(What you have to do):
Within the entries that follow, show each line where the word "compare" occurs.

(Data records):
════════

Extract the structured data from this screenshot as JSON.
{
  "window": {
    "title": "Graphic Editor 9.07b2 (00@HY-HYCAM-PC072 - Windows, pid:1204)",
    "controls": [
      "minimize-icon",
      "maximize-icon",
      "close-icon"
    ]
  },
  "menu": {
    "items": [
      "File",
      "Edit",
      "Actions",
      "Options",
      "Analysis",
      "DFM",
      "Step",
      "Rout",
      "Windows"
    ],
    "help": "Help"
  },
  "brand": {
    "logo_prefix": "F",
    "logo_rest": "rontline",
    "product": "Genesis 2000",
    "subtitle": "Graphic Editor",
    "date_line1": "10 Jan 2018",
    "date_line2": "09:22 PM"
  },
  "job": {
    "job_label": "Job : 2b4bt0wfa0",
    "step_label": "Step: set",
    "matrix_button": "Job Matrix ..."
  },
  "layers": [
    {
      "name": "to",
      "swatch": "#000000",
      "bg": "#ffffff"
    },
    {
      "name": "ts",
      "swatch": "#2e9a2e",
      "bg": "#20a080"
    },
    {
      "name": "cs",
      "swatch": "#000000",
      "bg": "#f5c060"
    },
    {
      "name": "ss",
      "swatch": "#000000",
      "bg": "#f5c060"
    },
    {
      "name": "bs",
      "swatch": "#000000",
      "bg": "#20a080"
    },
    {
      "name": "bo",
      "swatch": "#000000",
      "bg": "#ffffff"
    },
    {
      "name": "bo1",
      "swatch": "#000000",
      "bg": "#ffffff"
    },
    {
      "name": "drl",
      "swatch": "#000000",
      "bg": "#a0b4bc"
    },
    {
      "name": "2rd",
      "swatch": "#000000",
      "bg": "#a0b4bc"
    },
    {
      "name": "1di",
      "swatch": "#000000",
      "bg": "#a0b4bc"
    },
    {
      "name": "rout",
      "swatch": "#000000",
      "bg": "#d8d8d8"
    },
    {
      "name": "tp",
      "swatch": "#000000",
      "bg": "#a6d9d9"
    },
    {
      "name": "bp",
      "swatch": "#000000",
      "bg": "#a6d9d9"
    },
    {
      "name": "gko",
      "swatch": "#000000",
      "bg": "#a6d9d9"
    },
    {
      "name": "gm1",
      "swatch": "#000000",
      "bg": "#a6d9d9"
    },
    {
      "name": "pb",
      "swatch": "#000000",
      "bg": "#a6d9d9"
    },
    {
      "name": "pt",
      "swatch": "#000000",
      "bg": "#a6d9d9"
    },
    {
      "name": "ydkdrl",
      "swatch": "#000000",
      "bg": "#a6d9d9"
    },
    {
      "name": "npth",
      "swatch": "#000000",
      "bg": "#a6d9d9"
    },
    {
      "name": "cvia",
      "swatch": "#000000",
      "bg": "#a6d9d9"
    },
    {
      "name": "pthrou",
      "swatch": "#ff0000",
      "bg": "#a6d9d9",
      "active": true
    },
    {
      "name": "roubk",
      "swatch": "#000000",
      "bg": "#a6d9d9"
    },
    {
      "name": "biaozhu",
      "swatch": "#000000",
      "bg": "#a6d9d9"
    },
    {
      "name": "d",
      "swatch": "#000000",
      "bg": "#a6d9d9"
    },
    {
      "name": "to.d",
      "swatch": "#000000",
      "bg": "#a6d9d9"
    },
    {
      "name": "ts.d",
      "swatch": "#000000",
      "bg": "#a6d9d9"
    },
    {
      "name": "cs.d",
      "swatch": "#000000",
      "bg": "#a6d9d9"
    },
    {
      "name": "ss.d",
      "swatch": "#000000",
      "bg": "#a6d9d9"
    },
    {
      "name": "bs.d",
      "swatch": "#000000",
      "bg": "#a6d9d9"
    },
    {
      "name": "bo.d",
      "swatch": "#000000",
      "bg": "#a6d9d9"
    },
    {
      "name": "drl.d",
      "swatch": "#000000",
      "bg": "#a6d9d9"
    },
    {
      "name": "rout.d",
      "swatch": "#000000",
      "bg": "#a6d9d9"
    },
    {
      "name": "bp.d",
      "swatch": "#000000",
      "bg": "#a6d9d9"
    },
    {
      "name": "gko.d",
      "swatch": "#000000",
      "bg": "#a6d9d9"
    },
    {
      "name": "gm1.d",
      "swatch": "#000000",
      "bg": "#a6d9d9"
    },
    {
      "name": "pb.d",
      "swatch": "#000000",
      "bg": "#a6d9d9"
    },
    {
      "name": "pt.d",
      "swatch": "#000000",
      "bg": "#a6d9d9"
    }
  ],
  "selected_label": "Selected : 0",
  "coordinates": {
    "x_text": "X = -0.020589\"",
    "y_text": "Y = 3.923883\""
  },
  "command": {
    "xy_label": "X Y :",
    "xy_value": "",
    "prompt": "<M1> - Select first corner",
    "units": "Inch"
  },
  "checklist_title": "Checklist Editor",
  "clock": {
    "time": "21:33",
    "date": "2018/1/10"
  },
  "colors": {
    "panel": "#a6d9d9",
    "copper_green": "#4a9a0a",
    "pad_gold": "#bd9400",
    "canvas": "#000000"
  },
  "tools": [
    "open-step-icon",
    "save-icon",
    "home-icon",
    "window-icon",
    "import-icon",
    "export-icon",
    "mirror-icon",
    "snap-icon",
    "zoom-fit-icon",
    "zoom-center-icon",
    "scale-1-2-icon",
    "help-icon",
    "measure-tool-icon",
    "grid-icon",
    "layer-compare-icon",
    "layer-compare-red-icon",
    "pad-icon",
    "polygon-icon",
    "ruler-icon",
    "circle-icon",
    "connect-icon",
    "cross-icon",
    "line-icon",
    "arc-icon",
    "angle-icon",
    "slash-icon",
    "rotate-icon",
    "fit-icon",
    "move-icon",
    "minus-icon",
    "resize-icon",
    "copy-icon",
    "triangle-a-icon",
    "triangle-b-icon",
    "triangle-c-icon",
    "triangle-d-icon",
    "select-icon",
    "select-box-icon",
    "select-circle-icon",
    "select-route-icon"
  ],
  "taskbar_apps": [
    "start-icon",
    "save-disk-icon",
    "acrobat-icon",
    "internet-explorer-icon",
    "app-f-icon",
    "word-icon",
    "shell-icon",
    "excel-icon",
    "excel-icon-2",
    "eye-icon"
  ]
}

════════

(Solved problem):
    "layer-compare-icon",
    "layer-compare-red-icon",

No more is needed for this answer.